[Records from a data source]

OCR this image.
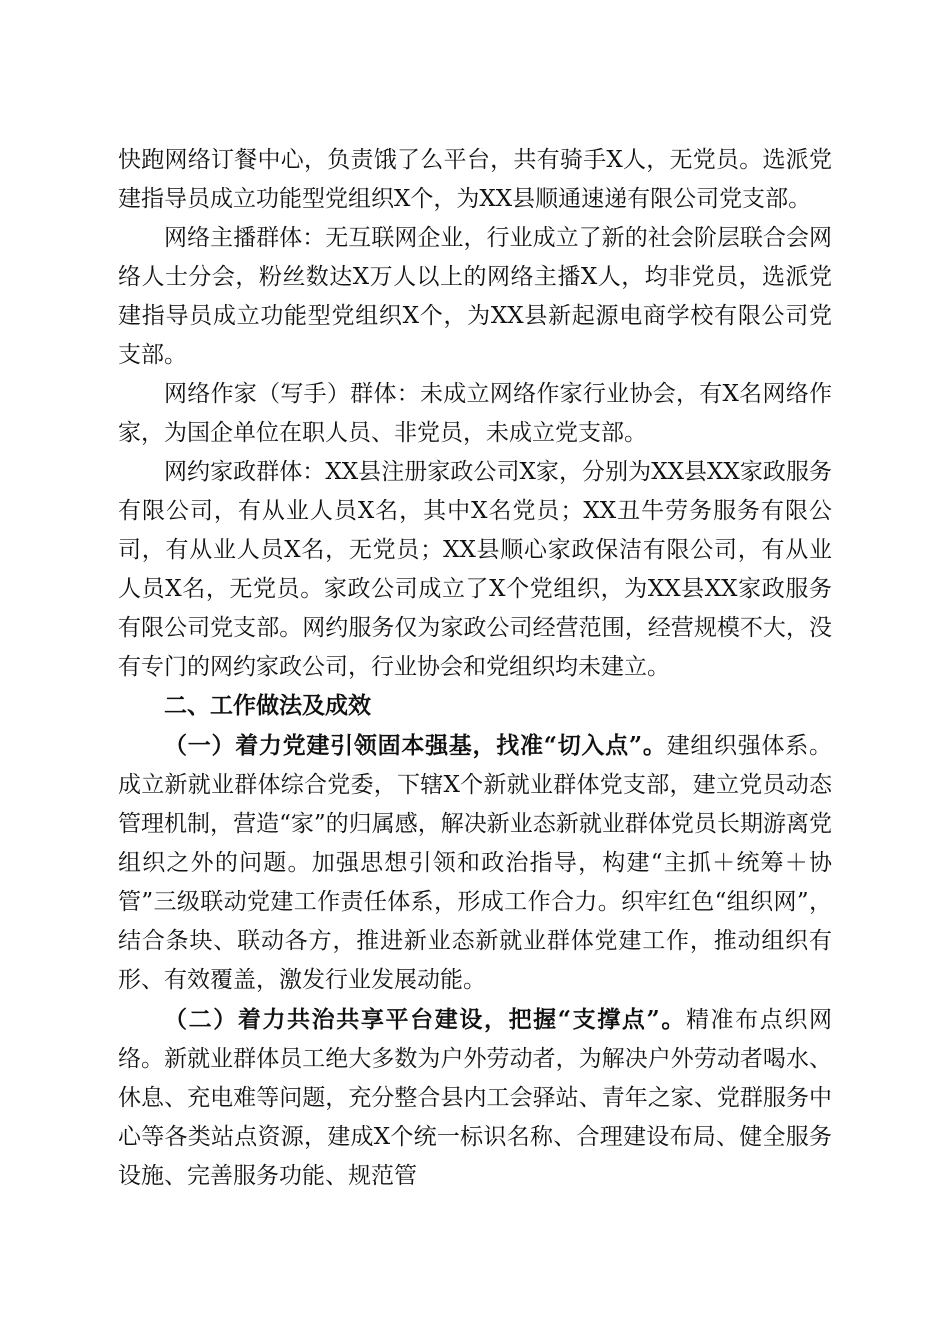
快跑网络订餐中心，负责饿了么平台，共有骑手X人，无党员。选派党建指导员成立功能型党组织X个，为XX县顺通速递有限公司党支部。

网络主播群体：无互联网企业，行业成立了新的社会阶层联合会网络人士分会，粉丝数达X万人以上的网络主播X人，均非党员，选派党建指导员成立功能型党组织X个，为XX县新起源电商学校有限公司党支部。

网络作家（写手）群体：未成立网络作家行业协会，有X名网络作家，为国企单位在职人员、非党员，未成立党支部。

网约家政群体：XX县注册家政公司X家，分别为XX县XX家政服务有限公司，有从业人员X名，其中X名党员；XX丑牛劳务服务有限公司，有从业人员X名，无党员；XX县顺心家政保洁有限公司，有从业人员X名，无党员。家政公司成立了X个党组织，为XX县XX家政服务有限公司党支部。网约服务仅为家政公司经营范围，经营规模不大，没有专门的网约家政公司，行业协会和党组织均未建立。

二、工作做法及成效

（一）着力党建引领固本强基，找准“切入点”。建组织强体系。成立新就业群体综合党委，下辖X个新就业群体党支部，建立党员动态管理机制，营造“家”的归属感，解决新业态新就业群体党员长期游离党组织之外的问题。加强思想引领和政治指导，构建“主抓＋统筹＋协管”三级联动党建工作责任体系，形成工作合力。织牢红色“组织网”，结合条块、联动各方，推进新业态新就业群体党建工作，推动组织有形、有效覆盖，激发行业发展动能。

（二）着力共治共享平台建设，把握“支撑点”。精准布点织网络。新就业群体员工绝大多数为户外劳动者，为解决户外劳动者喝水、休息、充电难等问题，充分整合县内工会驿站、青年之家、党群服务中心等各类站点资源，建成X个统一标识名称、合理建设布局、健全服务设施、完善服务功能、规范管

...

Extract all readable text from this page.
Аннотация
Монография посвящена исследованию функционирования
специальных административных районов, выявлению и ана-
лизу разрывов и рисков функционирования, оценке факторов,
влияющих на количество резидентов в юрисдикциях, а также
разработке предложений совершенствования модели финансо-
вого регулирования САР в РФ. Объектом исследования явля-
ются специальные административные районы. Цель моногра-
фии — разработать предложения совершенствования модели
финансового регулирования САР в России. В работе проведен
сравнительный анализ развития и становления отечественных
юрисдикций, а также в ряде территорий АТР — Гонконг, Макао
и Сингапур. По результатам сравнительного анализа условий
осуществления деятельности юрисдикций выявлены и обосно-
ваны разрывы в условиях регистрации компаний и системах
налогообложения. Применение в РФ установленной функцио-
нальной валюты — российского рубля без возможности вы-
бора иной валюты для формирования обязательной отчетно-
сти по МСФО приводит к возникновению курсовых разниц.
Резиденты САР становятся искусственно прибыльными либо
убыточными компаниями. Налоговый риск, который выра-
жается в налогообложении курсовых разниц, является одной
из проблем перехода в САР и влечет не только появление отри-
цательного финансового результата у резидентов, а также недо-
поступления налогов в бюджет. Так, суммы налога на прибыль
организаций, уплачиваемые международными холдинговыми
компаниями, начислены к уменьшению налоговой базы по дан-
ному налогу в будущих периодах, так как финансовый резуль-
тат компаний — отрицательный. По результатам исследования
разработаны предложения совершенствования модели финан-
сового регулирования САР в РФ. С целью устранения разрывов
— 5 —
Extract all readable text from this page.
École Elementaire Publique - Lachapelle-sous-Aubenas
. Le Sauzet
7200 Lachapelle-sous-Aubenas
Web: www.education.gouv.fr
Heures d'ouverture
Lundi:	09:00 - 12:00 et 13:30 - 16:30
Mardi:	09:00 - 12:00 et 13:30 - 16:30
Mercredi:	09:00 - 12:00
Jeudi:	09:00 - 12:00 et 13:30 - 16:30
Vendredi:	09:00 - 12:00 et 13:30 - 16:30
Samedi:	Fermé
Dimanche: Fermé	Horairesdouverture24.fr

* * *

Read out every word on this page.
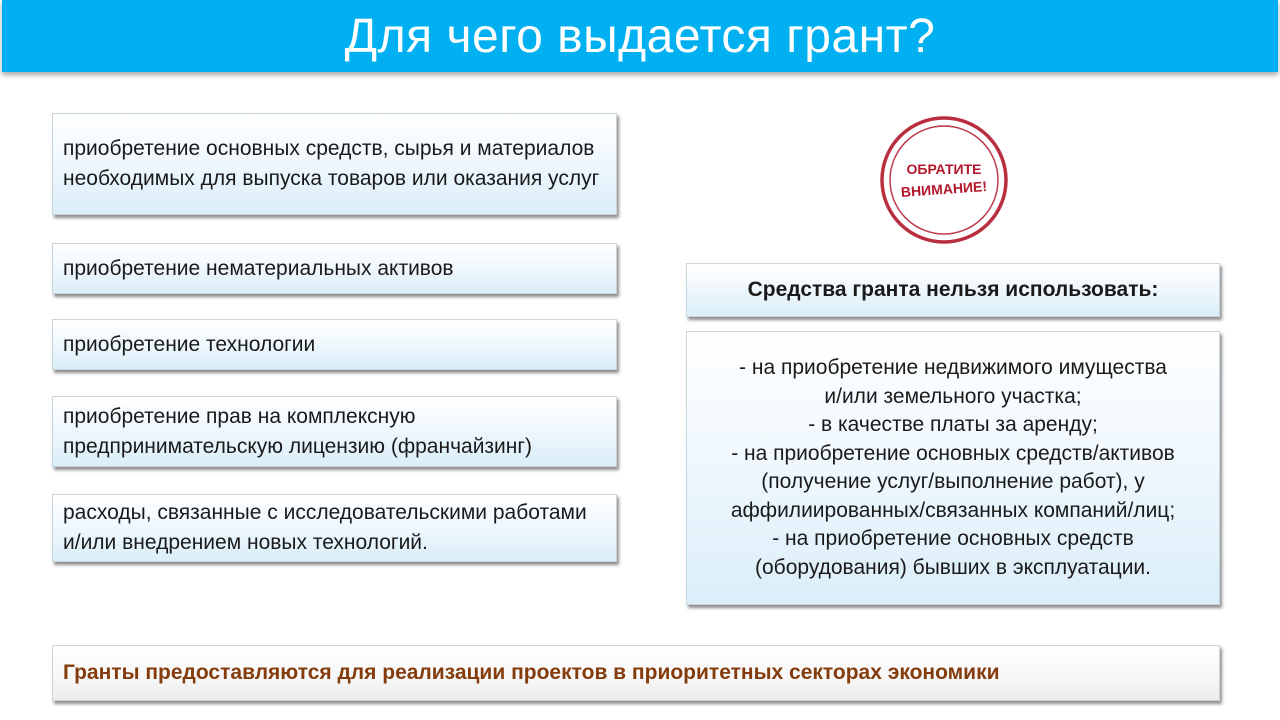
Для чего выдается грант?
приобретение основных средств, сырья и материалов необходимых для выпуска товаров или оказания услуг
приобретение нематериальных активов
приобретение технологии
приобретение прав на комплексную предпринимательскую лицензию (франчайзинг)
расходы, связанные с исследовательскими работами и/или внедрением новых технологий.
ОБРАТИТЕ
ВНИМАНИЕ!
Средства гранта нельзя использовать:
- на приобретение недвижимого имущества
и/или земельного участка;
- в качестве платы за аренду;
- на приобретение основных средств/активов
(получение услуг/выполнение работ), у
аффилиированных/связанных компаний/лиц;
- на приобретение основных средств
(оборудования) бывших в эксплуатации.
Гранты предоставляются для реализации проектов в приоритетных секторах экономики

Aim of the exercise: Using the records above, gather all lines where the string "курсовых" is present.

The output:
сти по МСФО приводит к возникновению курсовых разниц.
жается в налогообложении курсовых разниц, является одной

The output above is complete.